### Available records ###

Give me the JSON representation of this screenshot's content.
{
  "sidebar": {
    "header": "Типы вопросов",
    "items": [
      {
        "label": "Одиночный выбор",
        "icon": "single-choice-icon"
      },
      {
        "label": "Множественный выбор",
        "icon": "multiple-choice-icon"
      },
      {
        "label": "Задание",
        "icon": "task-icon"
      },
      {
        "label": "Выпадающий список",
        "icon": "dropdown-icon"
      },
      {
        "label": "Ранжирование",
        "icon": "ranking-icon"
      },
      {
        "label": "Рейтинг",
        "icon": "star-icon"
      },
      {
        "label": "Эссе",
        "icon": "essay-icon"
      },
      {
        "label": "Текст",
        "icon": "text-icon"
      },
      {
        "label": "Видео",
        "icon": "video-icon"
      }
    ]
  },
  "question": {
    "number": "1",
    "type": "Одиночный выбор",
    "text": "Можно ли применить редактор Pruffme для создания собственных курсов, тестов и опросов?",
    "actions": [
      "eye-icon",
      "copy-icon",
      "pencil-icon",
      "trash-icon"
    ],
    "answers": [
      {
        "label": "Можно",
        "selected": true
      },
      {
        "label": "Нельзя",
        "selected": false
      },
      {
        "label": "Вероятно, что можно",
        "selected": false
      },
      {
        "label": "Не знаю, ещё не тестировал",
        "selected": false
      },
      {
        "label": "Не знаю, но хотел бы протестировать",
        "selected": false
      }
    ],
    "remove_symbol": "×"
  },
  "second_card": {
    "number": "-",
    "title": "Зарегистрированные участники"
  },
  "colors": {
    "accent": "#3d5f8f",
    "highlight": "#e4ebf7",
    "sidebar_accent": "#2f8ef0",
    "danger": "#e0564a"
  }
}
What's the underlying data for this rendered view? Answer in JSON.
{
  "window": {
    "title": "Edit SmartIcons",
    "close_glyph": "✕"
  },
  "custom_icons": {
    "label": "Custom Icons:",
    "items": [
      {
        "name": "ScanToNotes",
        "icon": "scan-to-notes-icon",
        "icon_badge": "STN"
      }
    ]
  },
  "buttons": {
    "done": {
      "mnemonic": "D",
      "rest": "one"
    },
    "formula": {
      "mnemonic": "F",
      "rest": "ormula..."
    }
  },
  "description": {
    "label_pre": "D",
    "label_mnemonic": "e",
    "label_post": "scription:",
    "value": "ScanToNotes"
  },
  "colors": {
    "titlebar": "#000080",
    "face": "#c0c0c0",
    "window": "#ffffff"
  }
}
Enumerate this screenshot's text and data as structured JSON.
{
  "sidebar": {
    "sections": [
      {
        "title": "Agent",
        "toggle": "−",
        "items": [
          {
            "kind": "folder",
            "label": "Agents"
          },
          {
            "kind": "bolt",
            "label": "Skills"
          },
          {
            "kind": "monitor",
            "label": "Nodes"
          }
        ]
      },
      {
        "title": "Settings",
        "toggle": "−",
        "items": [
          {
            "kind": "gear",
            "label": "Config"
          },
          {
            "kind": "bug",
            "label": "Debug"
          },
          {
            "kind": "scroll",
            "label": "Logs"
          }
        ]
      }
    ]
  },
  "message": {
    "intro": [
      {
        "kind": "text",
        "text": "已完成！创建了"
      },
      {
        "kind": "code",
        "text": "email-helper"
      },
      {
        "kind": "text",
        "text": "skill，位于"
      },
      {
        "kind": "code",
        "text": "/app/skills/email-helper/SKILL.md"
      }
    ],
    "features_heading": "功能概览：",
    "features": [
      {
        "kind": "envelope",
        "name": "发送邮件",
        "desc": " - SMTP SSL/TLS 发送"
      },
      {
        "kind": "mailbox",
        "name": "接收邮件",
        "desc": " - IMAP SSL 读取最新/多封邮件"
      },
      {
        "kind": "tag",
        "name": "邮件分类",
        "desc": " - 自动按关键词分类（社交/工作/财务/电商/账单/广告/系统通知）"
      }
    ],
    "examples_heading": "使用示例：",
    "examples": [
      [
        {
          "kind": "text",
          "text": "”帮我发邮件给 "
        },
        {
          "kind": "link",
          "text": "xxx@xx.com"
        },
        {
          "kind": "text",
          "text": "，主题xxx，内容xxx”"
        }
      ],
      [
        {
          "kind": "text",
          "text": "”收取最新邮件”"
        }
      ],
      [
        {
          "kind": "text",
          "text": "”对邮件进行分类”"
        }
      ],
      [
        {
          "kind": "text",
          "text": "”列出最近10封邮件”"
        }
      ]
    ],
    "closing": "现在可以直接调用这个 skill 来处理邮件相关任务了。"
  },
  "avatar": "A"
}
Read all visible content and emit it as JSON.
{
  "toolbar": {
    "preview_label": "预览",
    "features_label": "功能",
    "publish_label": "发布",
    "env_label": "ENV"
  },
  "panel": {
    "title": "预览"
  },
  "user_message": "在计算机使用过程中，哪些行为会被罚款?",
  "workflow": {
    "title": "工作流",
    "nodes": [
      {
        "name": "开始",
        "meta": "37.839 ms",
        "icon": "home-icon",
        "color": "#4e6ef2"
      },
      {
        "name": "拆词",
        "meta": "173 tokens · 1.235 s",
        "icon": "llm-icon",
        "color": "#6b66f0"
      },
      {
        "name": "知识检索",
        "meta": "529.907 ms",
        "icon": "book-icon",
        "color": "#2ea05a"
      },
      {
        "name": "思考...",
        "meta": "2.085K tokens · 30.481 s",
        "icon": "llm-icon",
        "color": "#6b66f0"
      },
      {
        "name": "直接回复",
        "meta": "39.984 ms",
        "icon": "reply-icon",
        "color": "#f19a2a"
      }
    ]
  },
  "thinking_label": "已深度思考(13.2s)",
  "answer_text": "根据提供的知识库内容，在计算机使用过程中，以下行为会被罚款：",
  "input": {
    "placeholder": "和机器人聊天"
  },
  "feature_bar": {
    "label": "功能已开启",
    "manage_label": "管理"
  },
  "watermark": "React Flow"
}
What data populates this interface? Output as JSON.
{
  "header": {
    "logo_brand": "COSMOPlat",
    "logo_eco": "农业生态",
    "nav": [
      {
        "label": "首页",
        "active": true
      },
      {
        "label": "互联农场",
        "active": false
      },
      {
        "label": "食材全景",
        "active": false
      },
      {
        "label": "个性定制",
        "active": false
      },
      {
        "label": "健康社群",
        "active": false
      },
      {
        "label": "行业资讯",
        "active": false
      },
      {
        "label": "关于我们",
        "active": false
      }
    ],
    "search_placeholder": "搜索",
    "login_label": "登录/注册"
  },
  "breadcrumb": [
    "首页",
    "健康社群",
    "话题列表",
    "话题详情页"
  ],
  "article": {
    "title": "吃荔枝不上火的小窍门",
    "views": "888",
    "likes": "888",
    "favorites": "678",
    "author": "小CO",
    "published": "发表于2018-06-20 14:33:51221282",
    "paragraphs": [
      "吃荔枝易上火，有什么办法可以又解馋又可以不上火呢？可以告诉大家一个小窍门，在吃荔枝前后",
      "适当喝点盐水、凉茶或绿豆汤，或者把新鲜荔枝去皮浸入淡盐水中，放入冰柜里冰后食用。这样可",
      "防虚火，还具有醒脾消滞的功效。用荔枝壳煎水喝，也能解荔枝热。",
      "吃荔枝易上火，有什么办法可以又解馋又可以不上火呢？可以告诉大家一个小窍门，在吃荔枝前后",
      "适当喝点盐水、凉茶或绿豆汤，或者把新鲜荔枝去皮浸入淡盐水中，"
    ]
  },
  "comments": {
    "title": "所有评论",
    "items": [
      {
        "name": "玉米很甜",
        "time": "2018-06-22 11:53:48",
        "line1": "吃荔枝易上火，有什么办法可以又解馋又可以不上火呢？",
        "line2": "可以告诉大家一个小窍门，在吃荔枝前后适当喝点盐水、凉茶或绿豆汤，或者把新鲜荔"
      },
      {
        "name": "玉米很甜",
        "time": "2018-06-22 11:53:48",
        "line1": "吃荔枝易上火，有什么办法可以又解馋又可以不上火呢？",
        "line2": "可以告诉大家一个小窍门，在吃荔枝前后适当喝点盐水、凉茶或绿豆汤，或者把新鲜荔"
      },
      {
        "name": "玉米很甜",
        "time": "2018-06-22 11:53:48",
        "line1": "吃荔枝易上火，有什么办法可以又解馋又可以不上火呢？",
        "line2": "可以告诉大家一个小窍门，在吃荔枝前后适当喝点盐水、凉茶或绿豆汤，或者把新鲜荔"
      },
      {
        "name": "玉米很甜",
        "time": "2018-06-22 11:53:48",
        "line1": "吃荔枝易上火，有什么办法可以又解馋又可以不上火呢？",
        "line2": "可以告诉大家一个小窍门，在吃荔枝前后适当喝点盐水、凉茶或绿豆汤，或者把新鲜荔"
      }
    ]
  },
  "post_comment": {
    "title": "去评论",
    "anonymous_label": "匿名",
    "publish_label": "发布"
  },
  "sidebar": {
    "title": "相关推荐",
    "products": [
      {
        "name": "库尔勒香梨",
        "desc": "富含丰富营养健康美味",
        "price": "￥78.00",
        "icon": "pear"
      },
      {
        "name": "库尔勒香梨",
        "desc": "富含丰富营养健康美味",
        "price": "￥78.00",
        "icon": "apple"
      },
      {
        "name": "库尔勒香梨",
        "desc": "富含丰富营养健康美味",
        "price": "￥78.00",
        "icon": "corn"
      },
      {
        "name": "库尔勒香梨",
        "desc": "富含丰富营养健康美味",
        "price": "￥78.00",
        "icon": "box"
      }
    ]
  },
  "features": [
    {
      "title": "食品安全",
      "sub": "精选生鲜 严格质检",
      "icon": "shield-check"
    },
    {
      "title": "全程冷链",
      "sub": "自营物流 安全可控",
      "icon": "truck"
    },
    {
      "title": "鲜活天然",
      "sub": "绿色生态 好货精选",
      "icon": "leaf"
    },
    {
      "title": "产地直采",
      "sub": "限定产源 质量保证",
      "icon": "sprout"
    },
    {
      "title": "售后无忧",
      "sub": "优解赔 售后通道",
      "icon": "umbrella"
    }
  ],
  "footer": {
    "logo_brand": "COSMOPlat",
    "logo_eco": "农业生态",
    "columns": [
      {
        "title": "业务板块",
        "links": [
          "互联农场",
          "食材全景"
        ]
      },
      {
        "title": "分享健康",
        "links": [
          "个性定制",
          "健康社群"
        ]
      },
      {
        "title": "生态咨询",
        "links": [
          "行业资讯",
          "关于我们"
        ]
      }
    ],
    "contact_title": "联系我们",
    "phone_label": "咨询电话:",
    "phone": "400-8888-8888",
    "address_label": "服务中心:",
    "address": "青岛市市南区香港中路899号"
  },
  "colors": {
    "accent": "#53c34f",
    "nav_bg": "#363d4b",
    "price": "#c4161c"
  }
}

###

→ **Task statement**
Write out every line from the entries where "content" appears.

→ **The solution**
Give me the JSON representation of this screenshot's content.
Read all visible content and emit it as JSON.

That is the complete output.